◆ **Task requirements**: From the material below, list every line containing "segments".

——————

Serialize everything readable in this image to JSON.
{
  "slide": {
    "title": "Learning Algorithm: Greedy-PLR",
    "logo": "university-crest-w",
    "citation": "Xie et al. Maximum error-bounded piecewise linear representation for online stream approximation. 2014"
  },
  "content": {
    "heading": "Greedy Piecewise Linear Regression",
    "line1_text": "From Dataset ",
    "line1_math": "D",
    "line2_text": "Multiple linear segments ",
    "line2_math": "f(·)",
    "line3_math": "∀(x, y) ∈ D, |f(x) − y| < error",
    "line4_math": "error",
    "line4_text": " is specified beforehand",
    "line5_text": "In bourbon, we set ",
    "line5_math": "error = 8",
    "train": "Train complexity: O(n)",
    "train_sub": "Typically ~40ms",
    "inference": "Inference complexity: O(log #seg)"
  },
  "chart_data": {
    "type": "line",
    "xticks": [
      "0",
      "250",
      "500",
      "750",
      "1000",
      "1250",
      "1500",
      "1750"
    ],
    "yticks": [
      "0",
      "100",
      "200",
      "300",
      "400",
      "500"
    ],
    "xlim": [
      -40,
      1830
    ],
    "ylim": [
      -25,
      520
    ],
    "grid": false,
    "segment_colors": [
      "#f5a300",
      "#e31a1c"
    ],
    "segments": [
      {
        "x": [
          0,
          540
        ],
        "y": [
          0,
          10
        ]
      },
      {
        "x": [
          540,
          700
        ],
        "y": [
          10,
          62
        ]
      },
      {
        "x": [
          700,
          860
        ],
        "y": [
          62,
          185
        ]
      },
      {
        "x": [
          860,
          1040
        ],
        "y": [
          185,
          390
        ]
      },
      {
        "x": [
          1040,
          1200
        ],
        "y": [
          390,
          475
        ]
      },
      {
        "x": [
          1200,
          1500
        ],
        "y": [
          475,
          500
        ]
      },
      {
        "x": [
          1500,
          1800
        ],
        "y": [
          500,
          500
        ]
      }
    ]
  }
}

——————

◆ **Solution for this task**:
    "line2_text": "Multiple linear segments ",
    "segments": [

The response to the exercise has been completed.